Records for processing:
──────────
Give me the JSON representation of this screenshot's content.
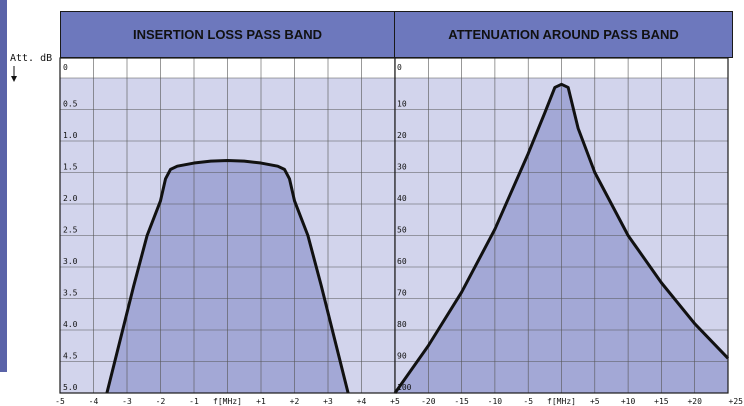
{
  "axis_caption": "Att.  dB",
  "chart_data": [
    {
      "type": "area",
      "title": "INSERTION LOSS PASS BAND",
      "xlabel": "f[MHz]",
      "ylabel": "Att. dB",
      "xlim": [
        -5,
        5
      ],
      "ylim": [
        0,
        5.0
      ],
      "y_inverted": true,
      "grid": true,
      "x_ticks": [
        "-5",
        "-4",
        "-3",
        "-2",
        "-1",
        "f[MHz]",
        "+1",
        "+2",
        "+3",
        "+4",
        "+5"
      ],
      "y_ticks": [
        "0",
        "0.5",
        "1.0",
        "1.5",
        "2.0",
        "2.5",
        "3.0",
        "3.5",
        "4.0",
        "4.5",
        "5.0"
      ],
      "x": [
        -3.6,
        -3.2,
        -2.8,
        -2.4,
        -2.0,
        -1.85,
        -1.7,
        -1.5,
        -1.0,
        -0.5,
        0,
        0.5,
        1.0,
        1.5,
        1.7,
        1.85,
        2.0,
        2.4,
        2.8,
        3.2,
        3.6
      ],
      "y": [
        5.0,
        4.15,
        3.3,
        2.5,
        1.95,
        1.6,
        1.45,
        1.4,
        1.35,
        1.32,
        1.31,
        1.32,
        1.35,
        1.4,
        1.45,
        1.6,
        1.95,
        2.5,
        3.3,
        4.15,
        5.0
      ]
    },
    {
      "type": "area",
      "title": "ATTENUATION AROUND PASS BAND",
      "xlabel": "f[MHz]",
      "ylabel": "Att. dB",
      "xlim": [
        -25,
        25
      ],
      "ylim": [
        0,
        100
      ],
      "y_inverted": true,
      "grid": true,
      "x_ticks": [
        "-20",
        "-15",
        "-10",
        "-5",
        "f[MHz]",
        "+5",
        "+10",
        "+15",
        "+20",
        "+25"
      ],
      "y_ticks": [
        "0",
        "10",
        "20",
        "30",
        "40",
        "50",
        "60",
        "70",
        "80",
        "90",
        "100"
      ],
      "x": [
        -25,
        -20,
        -15,
        -10,
        -5,
        -2.5,
        -1,
        0,
        1,
        2.5,
        5,
        10,
        15,
        20,
        25
      ],
      "y": [
        100,
        85,
        68,
        48,
        24,
        11,
        3,
        2,
        3,
        16,
        30,
        50,
        65,
        78,
        89
      ]
    }
  ]
}
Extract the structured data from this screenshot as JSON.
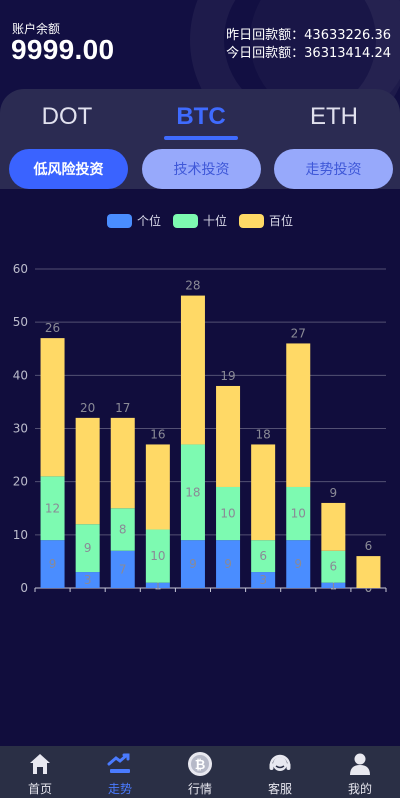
{
  "account": {
    "label": "账户余额",
    "balance": "9999.00",
    "yesterday": "昨日回款额：43633226.36",
    "today": "今日回款额：36313414.24"
  },
  "coin_tabs": [
    {
      "label": "DOT",
      "active": false
    },
    {
      "label": "BTC",
      "active": true
    },
    {
      "label": "ETH",
      "active": false
    }
  ],
  "strategy_tabs": [
    {
      "label": "低风险投资",
      "active": true
    },
    {
      "label": "技术投资",
      "active": false
    },
    {
      "label": "走势投资",
      "active": false
    }
  ],
  "colors": {
    "ones": "#4a8dff",
    "tens": "#7dfab1",
    "hundreds": "#ffd966",
    "accent": "#3f6bff"
  },
  "chart_data": {
    "type": "bar",
    "stacked": true,
    "legend_position": "top",
    "grid": true,
    "ylim": [
      0,
      60
    ],
    "yticks": [
      0,
      10,
      20,
      30,
      40,
      50,
      60
    ],
    "categories": [
      "",
      "",
      "",
      "",
      "",
      "",
      "",
      "",
      "",
      ""
    ],
    "series": [
      {
        "name": "个位",
        "color": "#4a8dff",
        "values": [
          9,
          3,
          7,
          1,
          9,
          9,
          3,
          9,
          1,
          0
        ]
      },
      {
        "name": "十位",
        "color": "#7dfab1",
        "values": [
          12,
          9,
          8,
          10,
          18,
          10,
          6,
          10,
          6,
          0
        ]
      },
      {
        "name": "百位",
        "color": "#ffd966",
        "values": [
          26,
          20,
          17,
          16,
          28,
          19,
          18,
          27,
          9,
          6
        ]
      }
    ]
  },
  "nav": [
    {
      "label": "首页",
      "icon": "home-icon",
      "active": false
    },
    {
      "label": "走势",
      "icon": "trend-icon",
      "active": true
    },
    {
      "label": "行情",
      "icon": "bitcoin-icon",
      "active": false
    },
    {
      "label": "客服",
      "icon": "headset-icon",
      "active": false
    },
    {
      "label": "我的",
      "icon": "user-icon",
      "active": false
    }
  ]
}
──────────
Aim of the exercise: In the entries above, find every line holding the word "JSON" and copy it out.

Worked answer:
Give me the JSON representation of this screenshot's content.
Extract the structured data from this screenshot as JSON.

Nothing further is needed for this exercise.